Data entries
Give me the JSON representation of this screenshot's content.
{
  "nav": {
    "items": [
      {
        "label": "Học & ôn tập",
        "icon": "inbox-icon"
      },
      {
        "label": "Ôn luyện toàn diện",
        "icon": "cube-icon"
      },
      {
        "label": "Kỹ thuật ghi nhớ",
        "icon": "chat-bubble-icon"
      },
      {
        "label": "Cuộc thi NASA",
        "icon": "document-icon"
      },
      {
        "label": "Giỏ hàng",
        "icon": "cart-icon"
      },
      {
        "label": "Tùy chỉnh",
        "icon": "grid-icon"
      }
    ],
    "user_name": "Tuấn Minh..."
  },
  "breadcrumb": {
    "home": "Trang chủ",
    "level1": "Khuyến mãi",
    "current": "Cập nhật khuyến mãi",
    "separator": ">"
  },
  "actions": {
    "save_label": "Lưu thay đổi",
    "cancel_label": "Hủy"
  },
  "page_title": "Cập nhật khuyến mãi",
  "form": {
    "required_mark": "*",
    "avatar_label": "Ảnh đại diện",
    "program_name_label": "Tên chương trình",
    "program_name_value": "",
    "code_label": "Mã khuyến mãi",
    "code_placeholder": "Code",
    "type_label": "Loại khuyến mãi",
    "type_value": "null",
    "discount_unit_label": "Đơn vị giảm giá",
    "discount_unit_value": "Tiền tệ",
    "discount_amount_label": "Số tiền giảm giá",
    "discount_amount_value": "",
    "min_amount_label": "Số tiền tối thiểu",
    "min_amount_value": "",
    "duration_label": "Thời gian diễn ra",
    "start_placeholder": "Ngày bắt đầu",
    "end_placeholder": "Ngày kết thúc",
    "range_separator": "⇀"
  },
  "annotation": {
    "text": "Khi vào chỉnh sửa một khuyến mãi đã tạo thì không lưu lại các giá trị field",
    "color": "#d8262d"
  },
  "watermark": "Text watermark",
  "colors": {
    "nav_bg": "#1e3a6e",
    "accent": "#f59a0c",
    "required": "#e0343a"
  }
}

■ OBJECTIVE:
From the entries above, copy every line where the word "diện" shows up.

■ EXERCISE RESPONSE:
        "label": "Ôn luyện toàn diện",
    "avatar_label": "Ảnh đại diện",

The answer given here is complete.